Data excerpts
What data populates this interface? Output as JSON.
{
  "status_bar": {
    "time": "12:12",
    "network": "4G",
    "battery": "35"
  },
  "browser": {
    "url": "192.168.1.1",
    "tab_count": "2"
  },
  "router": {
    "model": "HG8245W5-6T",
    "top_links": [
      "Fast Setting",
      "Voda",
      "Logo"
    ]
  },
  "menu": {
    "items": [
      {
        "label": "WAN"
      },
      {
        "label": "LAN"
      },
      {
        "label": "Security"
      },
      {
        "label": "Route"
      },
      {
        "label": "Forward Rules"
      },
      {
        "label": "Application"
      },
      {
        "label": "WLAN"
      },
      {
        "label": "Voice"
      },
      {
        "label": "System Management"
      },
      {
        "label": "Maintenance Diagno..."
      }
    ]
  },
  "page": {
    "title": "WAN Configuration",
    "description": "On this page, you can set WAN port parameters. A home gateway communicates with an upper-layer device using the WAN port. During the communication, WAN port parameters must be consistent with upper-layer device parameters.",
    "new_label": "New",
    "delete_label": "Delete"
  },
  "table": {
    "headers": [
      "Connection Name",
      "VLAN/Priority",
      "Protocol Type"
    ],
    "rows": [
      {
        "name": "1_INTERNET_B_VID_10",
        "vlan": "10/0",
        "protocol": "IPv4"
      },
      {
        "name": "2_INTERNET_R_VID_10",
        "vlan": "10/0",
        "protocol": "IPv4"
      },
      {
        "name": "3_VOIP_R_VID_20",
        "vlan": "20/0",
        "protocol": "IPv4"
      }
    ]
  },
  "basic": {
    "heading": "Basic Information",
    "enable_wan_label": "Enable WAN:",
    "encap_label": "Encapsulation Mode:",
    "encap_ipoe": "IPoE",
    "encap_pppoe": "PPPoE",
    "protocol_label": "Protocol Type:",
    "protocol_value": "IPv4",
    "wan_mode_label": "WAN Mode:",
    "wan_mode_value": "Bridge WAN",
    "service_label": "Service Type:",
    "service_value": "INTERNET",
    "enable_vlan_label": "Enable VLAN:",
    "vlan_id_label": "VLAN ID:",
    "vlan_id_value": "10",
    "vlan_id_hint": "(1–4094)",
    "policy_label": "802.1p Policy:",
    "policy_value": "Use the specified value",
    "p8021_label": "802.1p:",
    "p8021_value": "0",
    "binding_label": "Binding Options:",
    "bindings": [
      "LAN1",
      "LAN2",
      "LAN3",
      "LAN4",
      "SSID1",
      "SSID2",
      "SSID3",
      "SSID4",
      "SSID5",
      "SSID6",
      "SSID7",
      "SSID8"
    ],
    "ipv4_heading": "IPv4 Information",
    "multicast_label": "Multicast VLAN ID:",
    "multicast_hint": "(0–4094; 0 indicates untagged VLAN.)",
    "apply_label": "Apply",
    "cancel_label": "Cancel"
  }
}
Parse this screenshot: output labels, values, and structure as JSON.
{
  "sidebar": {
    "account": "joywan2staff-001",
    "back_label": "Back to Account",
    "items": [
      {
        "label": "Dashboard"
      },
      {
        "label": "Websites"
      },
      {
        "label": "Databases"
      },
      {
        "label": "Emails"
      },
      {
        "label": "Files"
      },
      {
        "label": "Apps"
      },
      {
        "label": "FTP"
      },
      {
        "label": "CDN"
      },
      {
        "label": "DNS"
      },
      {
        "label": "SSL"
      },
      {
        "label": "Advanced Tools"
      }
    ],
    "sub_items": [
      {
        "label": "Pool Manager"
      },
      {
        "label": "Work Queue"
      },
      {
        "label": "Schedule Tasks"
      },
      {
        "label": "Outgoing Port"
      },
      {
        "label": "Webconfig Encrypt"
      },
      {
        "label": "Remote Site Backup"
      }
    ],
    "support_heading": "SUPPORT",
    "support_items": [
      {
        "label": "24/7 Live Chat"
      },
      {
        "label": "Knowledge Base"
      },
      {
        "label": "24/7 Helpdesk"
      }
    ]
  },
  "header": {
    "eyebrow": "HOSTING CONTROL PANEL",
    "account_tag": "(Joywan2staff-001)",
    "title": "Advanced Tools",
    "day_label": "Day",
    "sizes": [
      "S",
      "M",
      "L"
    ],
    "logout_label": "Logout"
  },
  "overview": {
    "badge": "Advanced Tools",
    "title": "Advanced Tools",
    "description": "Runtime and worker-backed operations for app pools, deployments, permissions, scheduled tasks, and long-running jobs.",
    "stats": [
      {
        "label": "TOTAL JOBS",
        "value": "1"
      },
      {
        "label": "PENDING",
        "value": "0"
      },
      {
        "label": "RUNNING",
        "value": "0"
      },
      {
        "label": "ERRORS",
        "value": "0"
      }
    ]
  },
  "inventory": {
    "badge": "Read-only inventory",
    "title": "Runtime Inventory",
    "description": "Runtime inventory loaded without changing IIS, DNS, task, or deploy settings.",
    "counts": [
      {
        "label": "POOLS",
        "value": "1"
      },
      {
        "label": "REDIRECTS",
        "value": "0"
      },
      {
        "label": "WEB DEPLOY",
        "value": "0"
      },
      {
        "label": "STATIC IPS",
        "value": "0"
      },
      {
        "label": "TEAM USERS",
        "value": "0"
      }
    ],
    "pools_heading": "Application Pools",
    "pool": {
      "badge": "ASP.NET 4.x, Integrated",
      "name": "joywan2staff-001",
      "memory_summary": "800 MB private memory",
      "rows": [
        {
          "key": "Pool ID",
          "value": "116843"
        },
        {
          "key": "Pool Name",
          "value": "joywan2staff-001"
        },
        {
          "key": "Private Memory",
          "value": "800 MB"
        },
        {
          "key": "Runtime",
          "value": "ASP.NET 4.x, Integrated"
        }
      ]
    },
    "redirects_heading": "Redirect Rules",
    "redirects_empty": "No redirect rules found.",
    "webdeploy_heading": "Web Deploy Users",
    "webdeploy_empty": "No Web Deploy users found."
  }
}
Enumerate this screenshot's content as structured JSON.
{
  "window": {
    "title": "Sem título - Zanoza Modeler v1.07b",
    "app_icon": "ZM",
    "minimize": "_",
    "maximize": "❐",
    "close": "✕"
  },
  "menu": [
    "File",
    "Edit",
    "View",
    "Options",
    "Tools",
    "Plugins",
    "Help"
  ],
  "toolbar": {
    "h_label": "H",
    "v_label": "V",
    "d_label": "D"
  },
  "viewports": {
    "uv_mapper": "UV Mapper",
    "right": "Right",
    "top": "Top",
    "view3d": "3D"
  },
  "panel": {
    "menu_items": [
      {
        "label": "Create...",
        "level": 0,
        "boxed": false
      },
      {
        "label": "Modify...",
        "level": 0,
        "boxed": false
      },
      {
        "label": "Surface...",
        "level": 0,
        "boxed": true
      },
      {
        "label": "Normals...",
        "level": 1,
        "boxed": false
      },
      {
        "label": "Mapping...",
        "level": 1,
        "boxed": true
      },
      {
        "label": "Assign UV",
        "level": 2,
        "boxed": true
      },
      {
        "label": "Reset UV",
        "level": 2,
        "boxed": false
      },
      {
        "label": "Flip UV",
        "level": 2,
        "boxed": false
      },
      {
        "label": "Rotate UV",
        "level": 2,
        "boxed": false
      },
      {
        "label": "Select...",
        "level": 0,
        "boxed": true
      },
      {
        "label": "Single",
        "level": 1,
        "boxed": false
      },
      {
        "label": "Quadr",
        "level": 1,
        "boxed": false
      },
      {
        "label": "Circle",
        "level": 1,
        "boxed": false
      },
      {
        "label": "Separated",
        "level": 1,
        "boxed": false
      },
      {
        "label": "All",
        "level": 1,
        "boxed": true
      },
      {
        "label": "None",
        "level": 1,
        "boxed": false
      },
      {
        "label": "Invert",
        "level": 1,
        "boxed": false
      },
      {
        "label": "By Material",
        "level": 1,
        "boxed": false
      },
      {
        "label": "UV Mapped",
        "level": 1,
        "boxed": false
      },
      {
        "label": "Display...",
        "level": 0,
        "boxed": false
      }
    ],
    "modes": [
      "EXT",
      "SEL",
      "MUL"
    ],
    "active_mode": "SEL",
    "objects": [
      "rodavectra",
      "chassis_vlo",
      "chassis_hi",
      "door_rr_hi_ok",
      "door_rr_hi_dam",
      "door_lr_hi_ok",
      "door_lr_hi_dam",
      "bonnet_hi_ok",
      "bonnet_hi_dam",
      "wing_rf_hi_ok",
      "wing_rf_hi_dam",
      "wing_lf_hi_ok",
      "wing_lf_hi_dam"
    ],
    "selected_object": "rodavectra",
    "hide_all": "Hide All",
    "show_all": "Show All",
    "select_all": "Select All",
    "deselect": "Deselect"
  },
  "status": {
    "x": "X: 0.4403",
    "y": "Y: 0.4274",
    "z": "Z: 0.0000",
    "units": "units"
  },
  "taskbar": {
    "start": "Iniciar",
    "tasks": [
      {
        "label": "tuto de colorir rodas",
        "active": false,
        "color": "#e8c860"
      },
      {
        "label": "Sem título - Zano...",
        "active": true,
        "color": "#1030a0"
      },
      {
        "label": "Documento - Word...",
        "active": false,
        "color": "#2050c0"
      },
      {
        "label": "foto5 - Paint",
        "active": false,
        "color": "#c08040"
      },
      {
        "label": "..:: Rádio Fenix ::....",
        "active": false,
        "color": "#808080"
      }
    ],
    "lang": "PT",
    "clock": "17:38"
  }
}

# Exercise aim:
Scan the records for the string "título". Copy each line in which it appears.

# Solution to this exercise:
    "title": "Sem título - Zanoza Modeler v1.07b",
        "label": "Sem título - Zano...",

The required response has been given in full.